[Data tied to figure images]
::::::
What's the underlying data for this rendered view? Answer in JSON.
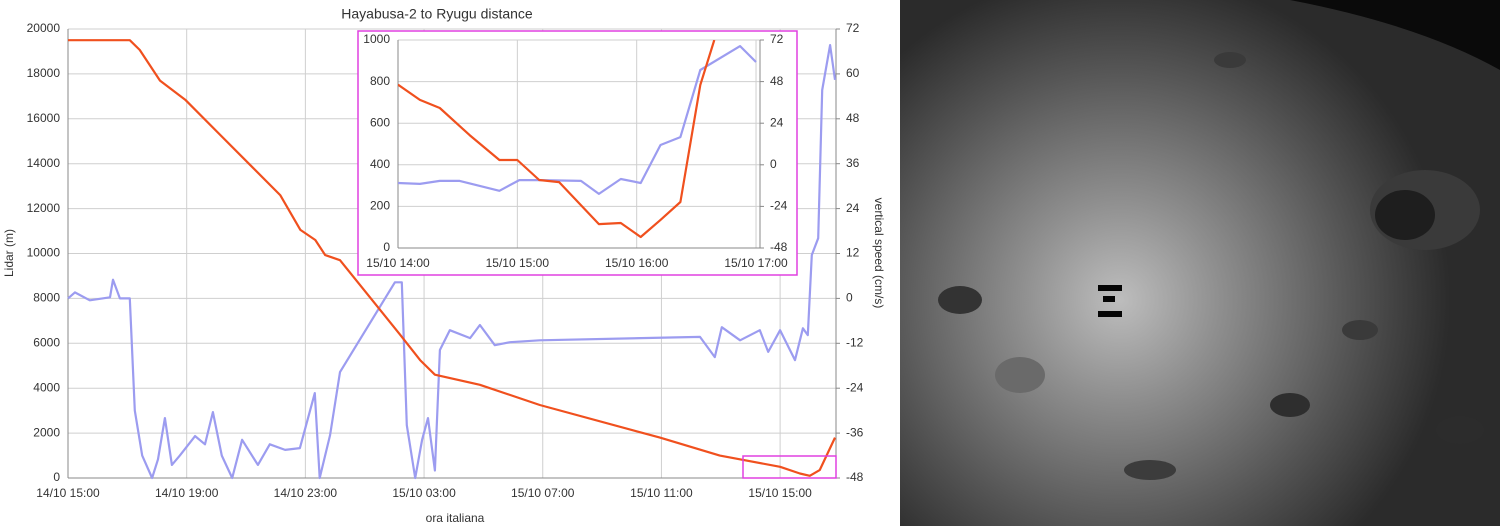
{
  "chart_data": [
    {
      "type": "line",
      "title": "Hayabusa-2 to Ryugu distance",
      "xlabel": "ora italiana",
      "ylabel": "Lidar (m)",
      "y2label": "vertical speed (cm/s)",
      "xlim": [
        "14/10 15:00",
        "15/10 16:53"
      ],
      "xticks": [
        "14/10 15:00",
        "14/10 19:00",
        "14/10 23:00",
        "15/10 03:00",
        "15/10 07:00",
        "15/10 11:00",
        "15/10 15:00"
      ],
      "ylim": [
        0,
        20000
      ],
      "yticks": [
        0,
        2000,
        4000,
        6000,
        8000,
        10000,
        12000,
        14000,
        16000,
        18000,
        20000
      ],
      "y2lim": [
        -48,
        72
      ],
      "y2ticks": [
        -48,
        -36,
        -24,
        -12,
        0,
        12,
        24,
        36,
        48,
        60,
        72
      ],
      "grid": true,
      "series": [
        {
          "color": "#f0501e",
          "x": [
            "14/10 15:00",
            "14/10 17:05",
            "14/10 17:25",
            "14/10 18:06",
            "14/10 18:57",
            "14/10 20:07",
            "14/10 21:08",
            "14/10 22:09",
            "14/10 22:50",
            "14/10 23:20",
            "14/10 23:40",
            "15/10 00:10",
            "15/10 02:11",
            "15/10 02:52",
            "15/10 03:22",
            "15/10 04:53",
            "15/10 06:54",
            "15/10 10:57",
            "15/10 12:58",
            "15/10 15:00",
            "15/10 15:40",
            "15/10 16:00",
            "15/10 16:20",
            "15/10 16:51"
          ],
          "values": [
            19500,
            19500,
            19070,
            17700,
            16850,
            15300,
            13950,
            12600,
            11050,
            10600,
            9930,
            9700,
            6400,
            5250,
            4600,
            4150,
            3250,
            1800,
            1000,
            500,
            200,
            100,
            350,
            1800
          ]
        },
        {
          "color": "#9c9cf0",
          "axis": "y2",
          "x": [
            "14/10 15:00",
            "14/10 15:14",
            "14/10 15:44",
            "14/10 16:25",
            "14/10 16:31",
            "14/10 16:45",
            "14/10 17:05",
            "14/10 17:15",
            "14/10 17:30",
            "14/10 17:50",
            "14/10 18:02",
            "14/10 18:16",
            "14/10 18:30",
            "14/10 18:46",
            "14/10 19:17",
            "14/10 19:37",
            "14/10 19:53",
            "14/10 20:11",
            "14/10 20:32",
            "14/10 20:52",
            "14/10 21:24",
            "14/10 21:48",
            "14/10 22:19",
            "14/10 22:49",
            "14/10 23:19",
            "14/10 23:29",
            "14/10 23:50",
            "15/10 00:10",
            "15/10 02:01",
            "15/10 02:15",
            "15/10 02:25",
            "15/10 02:42",
            "15/10 02:56",
            "15/10 03:08",
            "15/10 03:22",
            "15/10 03:32",
            "15/10 03:52",
            "15/10 04:33",
            "15/10 04:53",
            "15/10 05:23",
            "15/10 05:54",
            "15/10 06:54",
            "15/10 12:18",
            "15/10 12:48",
            "15/10 13:02",
            "15/10 13:39",
            "15/10 14:19",
            "15/10 14:36",
            "15/10 15:00",
            "15/10 15:30",
            "15/10 15:46",
            "15/10 15:56",
            "15/10 16:04",
            "15/10 16:17",
            "15/10 16:25",
            "15/10 16:41",
            "15/10 16:51"
          ],
          "values": [
            0,
            1.6,
            -0.5,
            0.3,
            5,
            0,
            0,
            -30,
            -42,
            -48,
            -43,
            -32,
            -44.5,
            -42,
            -36.8,
            -39,
            -30.4,
            -42,
            -48,
            -37.8,
            -44.5,
            -39,
            -40.5,
            -40,
            -25.3,
            -48,
            -36.5,
            -19.7,
            4.3,
            4.3,
            -33.9,
            -48,
            -37.8,
            -32,
            -46,
            -13.8,
            -8.5,
            -10.6,
            -7.1,
            -12.5,
            -11.7,
            -11.2,
            -10.3,
            -15.7,
            -7.7,
            -11.2,
            -8.5,
            -14.3,
            -8.5,
            -16.5,
            -8,
            -9.8,
            11.6,
            16.1,
            55.7,
            67.7,
            58.4
          ]
        }
      ]
    },
    {
      "type": "line",
      "xlim": [
        "15/10 14:00",
        "15/10 17:02"
      ],
      "xticks": [
        "15/10 14:00",
        "15/10 15:00",
        "15/10 16:00",
        "15/10 17:00"
      ],
      "ylim": [
        0,
        1000
      ],
      "yticks": [
        0,
        200,
        400,
        600,
        800,
        1000
      ],
      "y2lim": [
        -48,
        72
      ],
      "y2ticks": [
        -48,
        -24,
        0,
        24,
        48,
        72
      ],
      "grid": true,
      "series": [
        {
          "color": "#f0501e",
          "x": [
            "15/10 14:00",
            "15/10 14:11",
            "15/10 14:21",
            "15/10 14:36",
            "15/10 14:51",
            "15/10 15:00",
            "15/10 15:11",
            "15/10 15:21",
            "15/10 15:41",
            "15/10 15:52",
            "15/10 16:02",
            "15/10 16:12",
            "15/10 16:22",
            "15/10 16:32",
            "15/10 16:39"
          ],
          "values": [
            785,
            712,
            673,
            543,
            423,
            423,
            327,
            317,
            115,
            120,
            53,
            135,
            221,
            784,
            1000
          ]
        },
        {
          "color": "#9c9cf0",
          "axis": "y2",
          "x": [
            "15/10 14:00",
            "15/10 14:11",
            "15/10 14:21",
            "15/10 14:31",
            "15/10 14:51",
            "15/10 15:01",
            "15/10 15:11",
            "15/10 15:32",
            "15/10 15:41",
            "15/10 15:52",
            "15/10 16:02",
            "15/10 16:12",
            "15/10 16:22",
            "15/10 16:32",
            "15/10 16:52",
            "15/10 17:00"
          ],
          "values": [
            -10.5,
            -11,
            -9.3,
            -9.3,
            -15,
            -8.8,
            -8.8,
            -9.3,
            -16.8,
            -8.2,
            -10.5,
            11.4,
            16,
            54.7,
            68.5,
            59.3
          ]
        }
      ]
    }
  ]
}
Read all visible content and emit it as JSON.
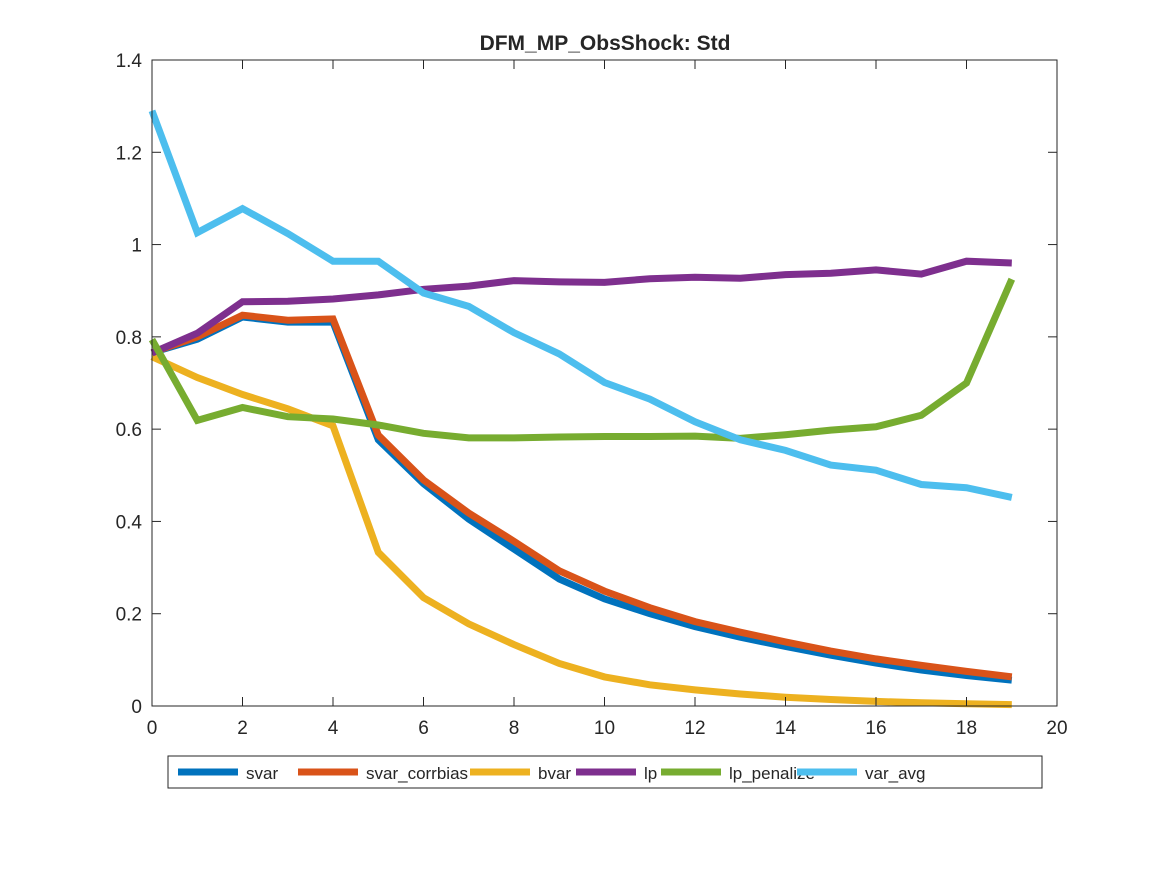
{
  "chart_data": {
    "type": "line",
    "title": "DFM_MP_ObsShock: Std",
    "xlabel": "",
    "ylabel": "",
    "xlim": [
      0,
      20
    ],
    "ylim": [
      0,
      1.4
    ],
    "xticks": [
      0,
      2,
      4,
      6,
      8,
      10,
      12,
      14,
      16,
      18,
      20
    ],
    "yticks": [
      0,
      0.2,
      0.4,
      0.6,
      0.8,
      1,
      1.2,
      1.4
    ],
    "xtick_labels": [
      "0",
      "2",
      "4",
      "6",
      "8",
      "10",
      "12",
      "14",
      "16",
      "18",
      "20"
    ],
    "ytick_labels": [
      "0",
      "0.2",
      "0.4",
      "0.6",
      "0.8",
      "1",
      "1.2",
      "1.4"
    ],
    "grid": false,
    "legend_position": "bottom-outside",
    "x": [
      0,
      1,
      2,
      3,
      4,
      5,
      6,
      7,
      8,
      9,
      10,
      11,
      12,
      13,
      14,
      15,
      16,
      17,
      18,
      19
    ],
    "series": [
      {
        "name": "svar",
        "color": "#0072BD",
        "values": [
          0.766,
          0.795,
          0.843,
          0.832,
          0.832,
          0.577,
          0.482,
          0.405,
          0.34,
          0.275,
          0.232,
          0.2,
          0.172,
          0.149,
          0.129,
          0.11,
          0.093,
          0.078,
          0.066,
          0.056
        ]
      },
      {
        "name": "svar_corrbias",
        "color": "#D95319",
        "values": [
          0.766,
          0.8,
          0.847,
          0.836,
          0.839,
          0.587,
          0.49,
          0.418,
          0.357,
          0.293,
          0.249,
          0.213,
          0.183,
          0.16,
          0.139,
          0.119,
          0.102,
          0.088,
          0.075,
          0.063
        ]
      },
      {
        "name": "bvar",
        "color": "#EDB120",
        "values": [
          0.757,
          0.712,
          0.675,
          0.644,
          0.607,
          0.333,
          0.235,
          0.178,
          0.133,
          0.092,
          0.063,
          0.046,
          0.035,
          0.026,
          0.019,
          0.014,
          0.01,
          0.007,
          0.005,
          0.003
        ]
      },
      {
        "name": "lp",
        "color": "#7E2F8E",
        "values": [
          0.765,
          0.808,
          0.876,
          0.877,
          0.882,
          0.891,
          0.903,
          0.91,
          0.922,
          0.919,
          0.918,
          0.926,
          0.929,
          0.927,
          0.935,
          0.938,
          0.945,
          0.936,
          0.964,
          0.96
        ]
      },
      {
        "name": "lp_penalize",
        "color": "#77AC30",
        "values": [
          0.794,
          0.619,
          0.647,
          0.627,
          0.622,
          0.609,
          0.591,
          0.581,
          0.581,
          0.583,
          0.584,
          0.584,
          0.585,
          0.58,
          0.588,
          0.598,
          0.605,
          0.63,
          0.7,
          0.925
        ]
      },
      {
        "name": "var_avg",
        "color": "#4DBEEE",
        "values": [
          1.29,
          1.026,
          1.078,
          1.024,
          0.964,
          0.964,
          0.895,
          0.866,
          0.809,
          0.763,
          0.701,
          0.665,
          0.616,
          0.577,
          0.554,
          0.522,
          0.511,
          0.48,
          0.473,
          0.452
        ]
      }
    ]
  }
}
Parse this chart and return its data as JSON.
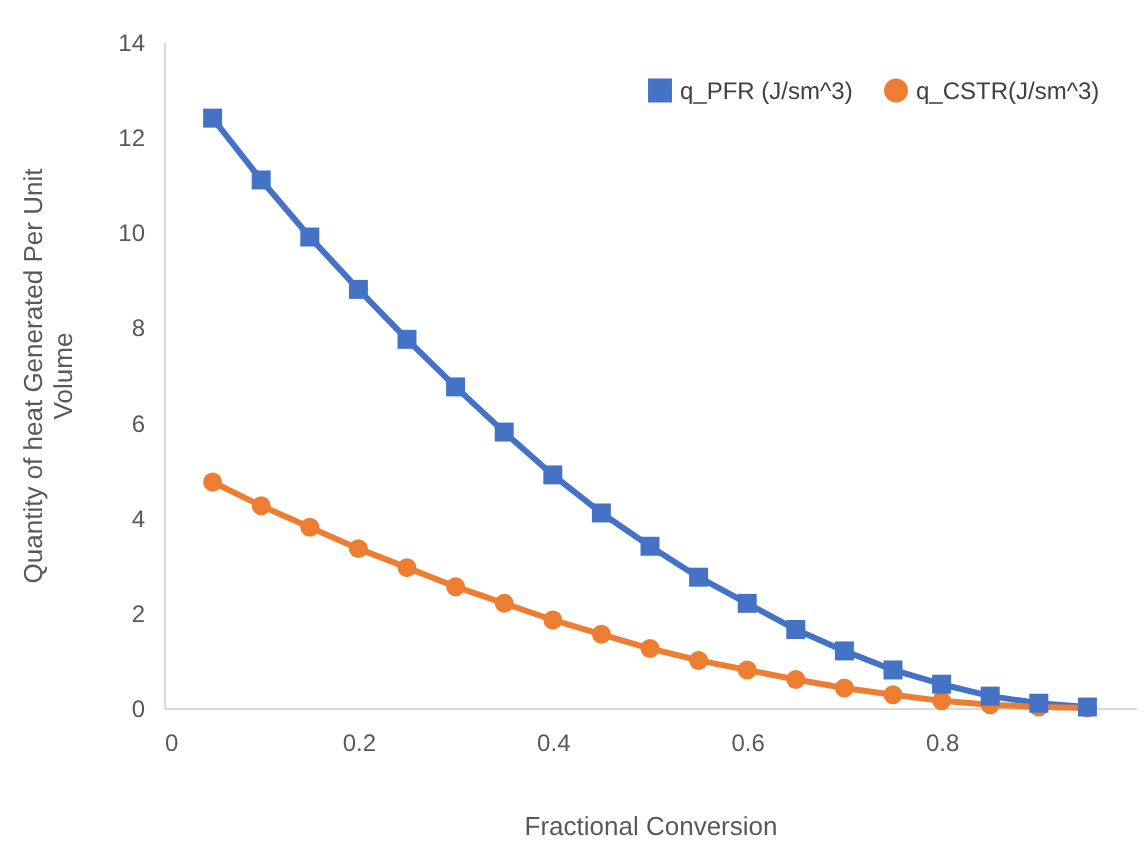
{
  "chart_data": {
    "type": "line",
    "xlabel": "Fractional Conversion",
    "ylabel": "Quantity of heat Generated Per Unit Volume",
    "x": [
      0.05,
      0.1,
      0.15,
      0.2,
      0.25,
      0.3,
      0.35,
      0.4,
      0.45,
      0.5,
      0.55,
      0.6,
      0.65,
      0.7,
      0.75,
      0.8,
      0.85,
      0.9,
      0.95
    ],
    "series": [
      {
        "name": "q_PFR (J/sm^3)",
        "color": "#4472c4",
        "marker": "square",
        "values": [
          12.4,
          11.1,
          9.9,
          8.8,
          7.75,
          6.75,
          5.8,
          4.9,
          4.1,
          3.4,
          2.75,
          2.2,
          1.65,
          1.2,
          0.8,
          0.5,
          0.25,
          0.1,
          0.02
        ]
      },
      {
        "name": "q_CSTR(J/sm^3)",
        "color": "#ed7d31",
        "marker": "circle",
        "values": [
          4.75,
          4.25,
          3.8,
          3.35,
          2.95,
          2.55,
          2.2,
          1.85,
          1.55,
          1.25,
          1.0,
          0.8,
          0.6,
          0.42,
          0.28,
          0.15,
          0.07,
          0.02,
          0.0
        ]
      }
    ],
    "xlim": [
      0,
      1
    ],
    "xticks": [
      0,
      0.2,
      0.4,
      0.6,
      0.8
    ],
    "ylim": [
      0,
      14
    ],
    "yticks": [
      0,
      2,
      4,
      6,
      8,
      10,
      12,
      14
    ],
    "grid": false,
    "legend": "top right"
  }
}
::::::
## INSTRUCTIONS FOR THE TASK
Show the lines of the records that contain the word "title".

## FINISHED TASK
      "title": "Hayabusa-2 to Ryugu distance",
    "title": "DFM_MP_ObsShock: Std",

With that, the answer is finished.